▶ [Request]
From the entries below, pull out each line where "xxxx" appears.

(Dataset rows about figures)
───
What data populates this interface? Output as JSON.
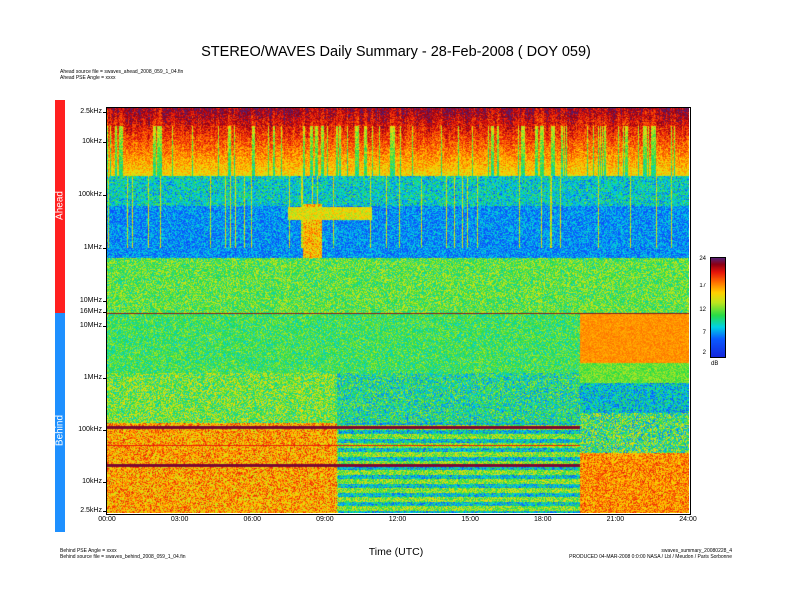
{
  "chart_data": {
    "type": "heatmap",
    "title": "STEREO/WAVES Daily Summary - 28-Feb-2008 ( DOY 059)",
    "xlabel": "Time (UTC)",
    "x_ticks": [
      "00:00",
      "03:00",
      "06:00",
      "09:00",
      "12:00",
      "15:00",
      "18:00",
      "21:00",
      "24:00"
    ],
    "xlim_hours": [
      0,
      24
    ],
    "panels": [
      {
        "name": "Ahead",
        "color": "#ff2020",
        "y_ticks": [
          "2.5kHz",
          "10kHz",
          "100kHz",
          "1MHz",
          "10MHz",
          "16MHz"
        ],
        "scale": "log"
      },
      {
        "name": "Behind",
        "color": "#1e90ff",
        "y_ticks": [
          "10MHz",
          "1MHz",
          "100kHz",
          "10kHz",
          "2.5kHz"
        ],
        "scale": "log"
      }
    ],
    "colorbar": {
      "ticks": [
        "24",
        "17",
        "12",
        "7",
        "2"
      ],
      "unit": "dB",
      "range": [
        2,
        24
      ]
    }
  },
  "header": {
    "ahead_file": "Ahead source file = swaves_ahead_2008_059_1_04.fin",
    "ahead_angle": "Ahead PSE Angle = xxxx"
  },
  "footer": {
    "behind_angle": "Behind PSE Angle = xxxx",
    "behind_file": "Behind source file = swaves_behind_2008_059_1_04.fin",
    "summary_file": "swaves_summary_20080228_4",
    "produced": "PRODUCED 04-MAR-2008 0:0:00 NASA / Lbl / Meudon / Paris Sorbonne"
  }
}
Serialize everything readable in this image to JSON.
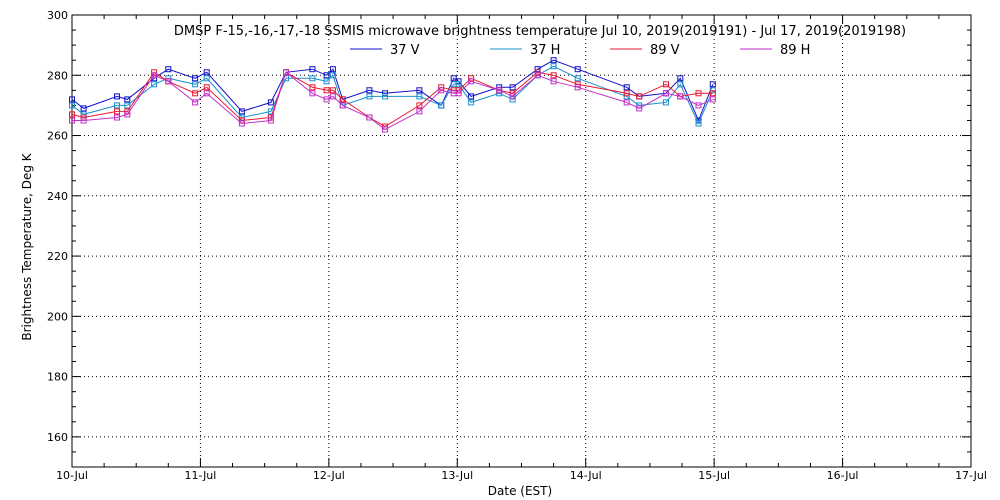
{
  "chart_data": {
    "type": "line",
    "title": "DMSP F-15,-16,-17,-18 SSMIS microwave brightness temperature Jul 10, 2019(2019191) - Jul 17, 2019(2019198)",
    "xlabel": "Date (EST)",
    "ylabel": "Brightness Temperature, Deg K",
    "x_axis": {
      "type": "date",
      "min": "2019-07-10",
      "max": "2019-07-17"
    },
    "ylim": [
      150,
      300
    ],
    "x_ticks": [
      "10-Jul",
      "11-Jul",
      "12-Jul",
      "13-Jul",
      "14-Jul",
      "15-Jul",
      "16-Jul",
      "17-Jul"
    ],
    "y_ticks": [
      160,
      180,
      200,
      220,
      240,
      260,
      280,
      300
    ],
    "grid": true,
    "legend_position": "top-center",
    "x": [
      "2019-07-10T00:00",
      "2019-07-10T02:10",
      "2019-07-10T08:25",
      "2019-07-10T10:20",
      "2019-07-10T15:20",
      "2019-07-10T18:00",
      "2019-07-10T23:00",
      "2019-07-11T01:10",
      "2019-07-11T07:45",
      "2019-07-11T13:10",
      "2019-07-11T16:00",
      "2019-07-11T20:55",
      "2019-07-11T23:35",
      "2019-07-12T00:45",
      "2019-07-12T02:35",
      "2019-07-12T07:35",
      "2019-07-12T10:30",
      "2019-07-12T16:55",
      "2019-07-12T21:00",
      "2019-07-12T23:20",
      "2019-07-13T00:15",
      "2019-07-13T02:35",
      "2019-07-13T07:50",
      "2019-07-13T10:20",
      "2019-07-13T15:00",
      "2019-07-13T18:00",
      "2019-07-13T22:30",
      "2019-07-14T07:40",
      "2019-07-14T10:00",
      "2019-07-14T15:00",
      "2019-07-14T17:40",
      "2019-07-14T21:05",
      "2019-07-14T23:45"
    ],
    "series": [
      {
        "name": "37 V",
        "color": "#1010c8",
        "values": [
          272,
          269,
          273,
          272,
          279,
          282,
          279,
          281,
          268,
          271,
          281,
          282,
          280,
          282,
          272,
          275,
          274,
          275,
          270,
          279,
          278,
          273,
          276,
          276,
          282,
          285,
          282,
          276,
          273,
          274,
          279,
          265,
          277
        ]
      },
      {
        "name": "37 H",
        "color": "#1a8fd0",
        "values": [
          270,
          267,
          270,
          270,
          277,
          279,
          277,
          279,
          266,
          268,
          279,
          279,
          278,
          280,
          270,
          273,
          273,
          273,
          270,
          277,
          277,
          271,
          274,
          272,
          280,
          283,
          279,
          273,
          270,
          271,
          277,
          264,
          275
        ]
      },
      {
        "name": "89 V",
        "color": "#e81830",
        "values": [
          267,
          266,
          268,
          268,
          281,
          278,
          274,
          276,
          265,
          266,
          281,
          276,
          275,
          275,
          272,
          266,
          263,
          270,
          276,
          275,
          275,
          279,
          275,
          274,
          281,
          280,
          277,
          274,
          273,
          277,
          273,
          274,
          274
        ]
      },
      {
        "name": "89 H",
        "color": "#c030c8",
        "values": [
          265,
          265,
          266,
          267,
          280,
          278,
          271,
          274,
          264,
          265,
          281,
          274,
          272,
          273,
          270,
          266,
          262,
          268,
          275,
          274,
          274,
          278,
          275,
          273,
          280,
          278,
          276,
          271,
          269,
          274,
          273,
          270,
          272
        ]
      }
    ]
  }
}
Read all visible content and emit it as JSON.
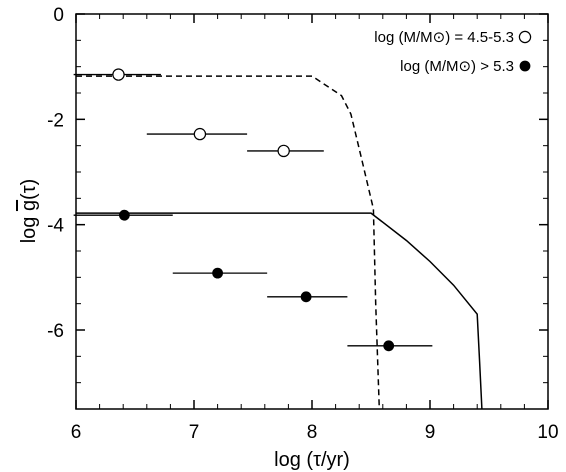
{
  "chart_data": {
    "type": "scatter",
    "xlabel": "log (τ/yr)",
    "ylabel": "log g(τ)",
    "ylabel_main": "log ",
    "ylabel_g": "g",
    "ylabel_tau": "(τ)",
    "xlim": [
      6,
      10
    ],
    "ylim": [
      -7.5,
      0
    ],
    "xticks": [
      "6",
      "7",
      "8",
      "9",
      "10"
    ],
    "yticks": [
      "0",
      "-2",
      "-4",
      "-6"
    ],
    "grid": false,
    "legend_position": "top-right",
    "legend_entries": [
      {
        "label": "log (M/M⊙) = 4.5-5.3",
        "marker": "open-circle"
      },
      {
        "label": "log (M/M⊙) > 5.3",
        "marker": "filled-circle"
      }
    ],
    "series": [
      {
        "marker": "open-circle",
        "points": [
          {
            "x": 6.36,
            "y": -1.15,
            "xerr": [
              5.98,
              6.72
            ]
          },
          {
            "x": 7.05,
            "y": -2.28,
            "xerr": [
              6.6,
              7.45
            ]
          },
          {
            "x": 7.76,
            "y": -2.6,
            "xerr": [
              7.45,
              8.1
            ]
          }
        ]
      },
      {
        "marker": "filled-circle",
        "points": [
          {
            "x": 6.41,
            "y": -3.82,
            "xerr": [
              5.98,
              6.82
            ]
          },
          {
            "x": 7.2,
            "y": -4.92,
            "xerr": [
              6.82,
              7.62
            ]
          },
          {
            "x": 7.95,
            "y": -5.37,
            "xerr": [
              7.62,
              8.3
            ]
          },
          {
            "x": 8.65,
            "y": -6.3,
            "xerr": [
              8.3,
              9.02
            ]
          }
        ]
      }
    ],
    "lines": [
      {
        "style": "dashed",
        "x": [
          6.0,
          8.0,
          8.25,
          8.33,
          8.42,
          8.52,
          8.54,
          8.57
        ],
        "y": [
          -1.18,
          -1.18,
          -1.55,
          -1.9,
          -2.75,
          -3.7,
          -5.5,
          -7.5
        ]
      },
      {
        "style": "solid",
        "x": [
          6.0,
          8.5,
          8.8,
          9.0,
          9.2,
          9.4,
          9.42,
          9.44
        ],
        "y": [
          -3.78,
          -3.78,
          -4.3,
          -4.7,
          -5.15,
          -5.7,
          -6.6,
          -7.5
        ]
      }
    ]
  }
}
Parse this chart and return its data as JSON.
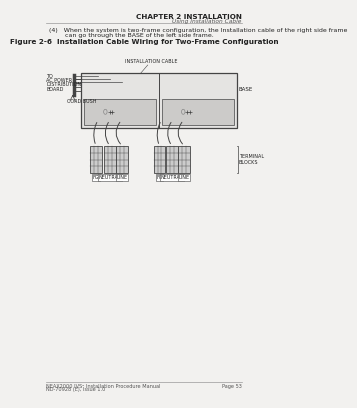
───
▶ [Written response]
    "ahead_angle": "Ahead PSE Angle = xxxx"
    "behind_angle": "Behind PSE Angle = xxxx",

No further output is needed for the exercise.